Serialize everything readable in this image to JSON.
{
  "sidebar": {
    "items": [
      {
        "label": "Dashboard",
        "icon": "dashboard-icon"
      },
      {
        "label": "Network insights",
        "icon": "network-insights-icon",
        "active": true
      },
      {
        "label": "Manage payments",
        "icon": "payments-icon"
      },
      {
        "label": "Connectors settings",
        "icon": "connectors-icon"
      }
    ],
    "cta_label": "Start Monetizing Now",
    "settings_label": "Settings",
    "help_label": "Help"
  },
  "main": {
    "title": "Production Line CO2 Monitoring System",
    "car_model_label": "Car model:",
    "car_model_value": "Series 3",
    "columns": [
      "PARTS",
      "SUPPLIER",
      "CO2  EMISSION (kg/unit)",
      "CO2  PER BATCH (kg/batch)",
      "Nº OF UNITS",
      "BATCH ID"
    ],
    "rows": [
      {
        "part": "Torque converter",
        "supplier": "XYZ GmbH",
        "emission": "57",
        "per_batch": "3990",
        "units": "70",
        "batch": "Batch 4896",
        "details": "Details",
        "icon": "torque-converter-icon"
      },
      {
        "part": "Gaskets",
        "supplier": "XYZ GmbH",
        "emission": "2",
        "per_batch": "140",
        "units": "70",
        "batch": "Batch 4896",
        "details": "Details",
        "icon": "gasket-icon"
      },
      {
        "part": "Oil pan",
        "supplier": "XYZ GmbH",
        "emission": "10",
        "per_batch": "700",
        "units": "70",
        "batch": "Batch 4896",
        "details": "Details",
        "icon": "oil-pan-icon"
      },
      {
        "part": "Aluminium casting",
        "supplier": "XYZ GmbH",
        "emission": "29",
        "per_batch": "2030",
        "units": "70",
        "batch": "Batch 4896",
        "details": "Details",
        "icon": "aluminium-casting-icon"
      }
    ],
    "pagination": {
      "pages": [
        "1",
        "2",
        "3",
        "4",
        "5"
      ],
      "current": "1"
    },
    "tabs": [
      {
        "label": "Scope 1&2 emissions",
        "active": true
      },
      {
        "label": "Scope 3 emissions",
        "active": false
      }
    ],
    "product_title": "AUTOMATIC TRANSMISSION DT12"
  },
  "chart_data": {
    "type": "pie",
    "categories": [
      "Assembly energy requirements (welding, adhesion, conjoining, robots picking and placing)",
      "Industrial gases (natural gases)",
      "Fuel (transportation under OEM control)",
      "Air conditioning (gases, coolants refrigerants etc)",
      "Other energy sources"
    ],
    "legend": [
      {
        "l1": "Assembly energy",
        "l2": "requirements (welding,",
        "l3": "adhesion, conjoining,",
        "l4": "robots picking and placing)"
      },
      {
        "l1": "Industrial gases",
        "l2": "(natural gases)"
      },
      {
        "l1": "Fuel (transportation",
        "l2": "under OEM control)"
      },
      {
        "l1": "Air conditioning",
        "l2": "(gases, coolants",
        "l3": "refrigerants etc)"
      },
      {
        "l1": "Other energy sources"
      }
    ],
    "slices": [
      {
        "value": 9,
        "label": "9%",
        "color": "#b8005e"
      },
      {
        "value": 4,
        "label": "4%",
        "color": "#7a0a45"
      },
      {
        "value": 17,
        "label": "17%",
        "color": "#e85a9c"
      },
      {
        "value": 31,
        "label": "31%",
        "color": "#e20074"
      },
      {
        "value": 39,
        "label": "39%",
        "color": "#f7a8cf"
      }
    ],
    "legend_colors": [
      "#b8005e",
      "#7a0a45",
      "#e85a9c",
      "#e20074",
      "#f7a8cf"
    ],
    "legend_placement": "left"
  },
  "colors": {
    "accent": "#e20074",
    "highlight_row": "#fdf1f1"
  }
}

***

The data above must be returned in full, exactly as written.

Serialize everything readable in this image to JSON.
{
  "sidebar": {
    "items": [
      {
        "label": "Dashboard",
        "icon": "dashboard-icon"
      },
      {
        "label": "Network insights",
        "icon": "network-insights-icon",
        "active": true
      },
      {
        "label": "Manage payments",
        "icon": "payments-icon"
      },
      {
        "label": "Connectors settings",
        "icon": "connectors-icon"
      }
    ],
    "cta_label": "Start Monetizing Now",
    "settings_label": "Settings",
    "help_label": "Help"
  },
  "main": {
    "title": "Production Line CO2 Monitoring System",
    "car_model_label": "Car model:",
    "car_model_value": "Series 3",
    "columns": [
      "PARTS",
      "SUPPLIER",
      "CO2  EMISSION (kg/unit)",
      "CO2  PER BATCH (kg/batch)",
      "Nº OF UNITS",
      "BATCH ID"
    ],
    "rows": [
      {
        "part": "Torque converter",
        "supplier": "XYZ GmbH",
        "emission": "57",
        "per_batch": "3990",
        "units": "70",
        "batch": "Batch 4896",
        "details": "Details",
        "icon": "torque-converter-icon"
      },
      {
        "part": "Gaskets",
        "supplier": "XYZ GmbH",
        "emission": "2",
        "per_batch": "140",
        "units": "70",
        "batch": "Batch 4896",
        "details": "Details",
        "icon": "gasket-icon"
      },
      {
        "part": "Oil pan",
        "supplier": "XYZ GmbH",
        "emission": "10",
        "per_batch": "700",
        "units": "70",
        "batch": "Batch 4896",
        "details": "Details",
        "icon": "oil-pan-icon"
      },
      {
        "part": "Aluminium casting",
        "supplier": "XYZ GmbH",
        "emission": "29",
        "per_batch": "2030",
        "units": "70",
        "batch": "Batch 4896",
        "details": "Details",
        "icon": "aluminium-casting-icon"
      }
    ],
    "pagination": {
      "pages": [
        "1",
        "2",
        "3",
        "4",
        "5"
      ],
      "current": "1"
    },
    "tabs": [
      {
        "label": "Scope 1&2 emissions",
        "active": true
      },
      {
        "label": "Scope 3 emissions",
        "active": false
      }
    ],
    "product_title": "AUTOMATIC TRANSMISSION DT12"
  },
  "chart_data": {
    "type": "pie",
    "categories": [
      "Assembly energy requirements (welding, adhesion, conjoining, robots picking and placing)",
      "Industrial gases (natural gases)",
      "Fuel (transportation under OEM control)",
      "Air conditioning (gases, coolants refrigerants etc)",
      "Other energy sources"
    ],
    "legend": [
      {
        "l1": "Assembly energy",
        "l2": "requirements (welding,",
        "l3": "adhesion, conjoining,",
        "l4": "robots picking and placing)"
      },
      {
        "l1": "Industrial gases",
        "l2": "(natural gases)"
      },
      {
        "l1": "Fuel (transportation",
        "l2": "under OEM control)"
      },
      {
        "l1": "Air conditioning",
        "l2": "(gases, coolants",
        "l3": "refrigerants etc)"
      },
      {
        "l1": "Other energy sources"
      }
    ],
    "slices": [
      {
        "value": 9,
        "label": "9%",
        "color": "#b8005e"
      },
      {
        "value": 4,
        "label": "4%",
        "color": "#7a0a45"
      },
      {
        "value": 17,
        "label": "17%",
        "color": "#e85a9c"
      },
      {
        "value": 31,
        "label": "31%",
        "color": "#e20074"
      },
      {
        "value": 39,
        "label": "39%",
        "color": "#f7a8cf"
      }
    ],
    "legend_colors": [
      "#b8005e",
      "#7a0a45",
      "#e85a9c",
      "#e20074",
      "#f7a8cf"
    ],
    "legend_placement": "left"
  },
  "colors": {
    "accent": "#e20074",
    "highlight_row": "#fdf1f1"
  }
}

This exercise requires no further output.